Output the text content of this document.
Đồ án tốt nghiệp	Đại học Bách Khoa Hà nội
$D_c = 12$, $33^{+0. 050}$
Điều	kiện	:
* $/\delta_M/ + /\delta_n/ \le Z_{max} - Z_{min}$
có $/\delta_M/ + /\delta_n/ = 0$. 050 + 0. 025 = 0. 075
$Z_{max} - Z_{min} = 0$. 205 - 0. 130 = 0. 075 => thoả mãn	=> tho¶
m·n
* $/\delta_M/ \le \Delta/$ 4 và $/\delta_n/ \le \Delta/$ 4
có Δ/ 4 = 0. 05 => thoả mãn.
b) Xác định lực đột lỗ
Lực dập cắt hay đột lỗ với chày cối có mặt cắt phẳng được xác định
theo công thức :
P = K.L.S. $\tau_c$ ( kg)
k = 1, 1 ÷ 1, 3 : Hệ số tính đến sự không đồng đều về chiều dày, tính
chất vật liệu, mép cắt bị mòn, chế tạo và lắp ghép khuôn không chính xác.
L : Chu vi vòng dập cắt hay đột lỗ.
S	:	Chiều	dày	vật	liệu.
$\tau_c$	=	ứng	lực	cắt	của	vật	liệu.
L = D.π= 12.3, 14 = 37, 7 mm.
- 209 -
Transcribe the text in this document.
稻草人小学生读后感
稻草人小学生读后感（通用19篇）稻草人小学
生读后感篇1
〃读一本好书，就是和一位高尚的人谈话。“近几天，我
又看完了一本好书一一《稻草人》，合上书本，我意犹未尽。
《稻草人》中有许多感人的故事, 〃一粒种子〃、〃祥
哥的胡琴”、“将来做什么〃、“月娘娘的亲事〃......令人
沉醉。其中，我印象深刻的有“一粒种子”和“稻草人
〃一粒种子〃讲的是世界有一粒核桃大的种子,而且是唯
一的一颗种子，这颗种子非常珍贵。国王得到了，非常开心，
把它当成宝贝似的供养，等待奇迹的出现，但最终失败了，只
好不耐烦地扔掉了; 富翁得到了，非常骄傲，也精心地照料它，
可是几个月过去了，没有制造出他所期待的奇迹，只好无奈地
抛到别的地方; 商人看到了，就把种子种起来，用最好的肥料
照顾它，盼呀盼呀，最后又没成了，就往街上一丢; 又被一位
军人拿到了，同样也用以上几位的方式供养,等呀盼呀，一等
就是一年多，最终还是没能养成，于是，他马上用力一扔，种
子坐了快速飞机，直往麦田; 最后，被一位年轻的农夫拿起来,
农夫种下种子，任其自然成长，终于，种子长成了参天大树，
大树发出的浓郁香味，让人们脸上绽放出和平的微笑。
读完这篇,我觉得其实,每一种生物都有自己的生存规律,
◆ ◆ ◆
**JOB**:
Copy every record above exactly as it appears.

**RESPONSE**:
Output the text content of this document.
Đồ án tốt nghiệp	Đại học Bách Khoa Hà nội
$D_c = 12$, $33^{+0. 050}$
Điều	kiện	:
* $/\delta_M/ + /\delta_n/ \le Z_{max} - Z_{min}$
có $/\delta_M/ + /\delta_n/ = 0$. 050 + 0. 025 = 0. 075
$Z_{max} - Z_{min} = 0$. 205 - 0. 130 = 0. 075 => thoả mãn	=> tho¶
m·n
* $/\delta_M/ \le \Delta/$ 4 và $/\delta_n/ \le \Delta/$ 4
có Δ/ 4 = 0. 05 => thoả mãn.
b) Xác định lực đột lỗ
Lực dập cắt hay đột lỗ với chày cối có mặt cắt phẳng được xác định
theo công thức :
P = K.L.S. $\tau_c$ ( kg)
k = 1, 1 ÷ 1, 3 : Hệ số tính đến sự không đồng đều về chiều dày, tính
chất vật liệu, mép cắt bị mòn, chế tạo và lắp ghép khuôn không chính xác.
L : Chu vi vòng dập cắt hay đột lỗ.
S	:	Chiều	dày	vật	liệu.
$\tau_c$	=	ứng	lực	cắt	của	vật	liệu.
L = D.π= 12.3, 14 = 37, 7 mm.
- 209 -
Transcribe the text in this document.
稻草人小学生读后感
稻草人小学生读后感（通用19篇）稻草人小学
生读后感篇1
〃读一本好书，就是和一位高尚的人谈话。“近几天，我
又看完了一本好书一一《稻草人》，合上书本，我意犹未尽。
《稻草人》中有许多感人的故事, 〃一粒种子〃、〃祥
哥的胡琴”、“将来做什么〃、“月娘娘的亲事〃......令人
沉醉。其中，我印象深刻的有“一粒种子”和“稻草人
〃一粒种子〃讲的是世界有一粒核桃大的种子,而且是唯
一的一颗种子，这颗种子非常珍贵。国王得到了，非常开心，
把它当成宝贝似的供养，等待奇迹的出现，但最终失败了，只
好不耐烦地扔掉了; 富翁得到了，非常骄傲，也精心地照料它，
可是几个月过去了，没有制造出他所期待的奇迹，只好无奈地
抛到别的地方; 商人看到了，就把种子种起来，用最好的肥料
照顾它，盼呀盼呀，最后又没成了，就往街上一丢; 又被一位
军人拿到了，同样也用以上几位的方式供养,等呀盼呀，一等
就是一年多，最终还是没能养成，于是，他马上用力一扔，种
子坐了快速飞机，直往麦田; 最后，被一位年轻的农夫拿起来,
农夫种下种子，任其自然成长，终于，种子长成了参天大树，
大树发出的浓郁香味，让人们脸上绽放出和平的微笑。
读完这篇,我觉得其实,每一种生物都有自己的生存规律,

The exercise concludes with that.